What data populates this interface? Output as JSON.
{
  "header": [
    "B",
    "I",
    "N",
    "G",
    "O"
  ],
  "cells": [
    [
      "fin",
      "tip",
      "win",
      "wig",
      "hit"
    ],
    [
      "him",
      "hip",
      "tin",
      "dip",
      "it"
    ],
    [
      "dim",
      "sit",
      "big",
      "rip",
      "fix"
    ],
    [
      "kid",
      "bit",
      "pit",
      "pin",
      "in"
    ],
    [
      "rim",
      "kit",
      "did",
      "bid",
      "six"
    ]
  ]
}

________________

- _Exercise task_: Print the whole listing exactly as it is.

- _Task response_:
What data populates this interface? Output as JSON.
{
  "header": [
    "B",
    "I",
    "N",
    "G",
    "O"
  ],
  "cells": [
    [
      "fin",
      "tip",
      "win",
      "wig",
      "hit"
    ],
    [
      "him",
      "hip",
      "tin",
      "dip",
      "it"
    ],
    [
      "dim",
      "sit",
      "big",
      "rip",
      "fix"
    ],
    [
      "kid",
      "bit",
      "pit",
      "pin",
      "in"
    ],
    [
      "rim",
      "kit",
      "did",
      "bid",
      "six"
    ]
  ]
}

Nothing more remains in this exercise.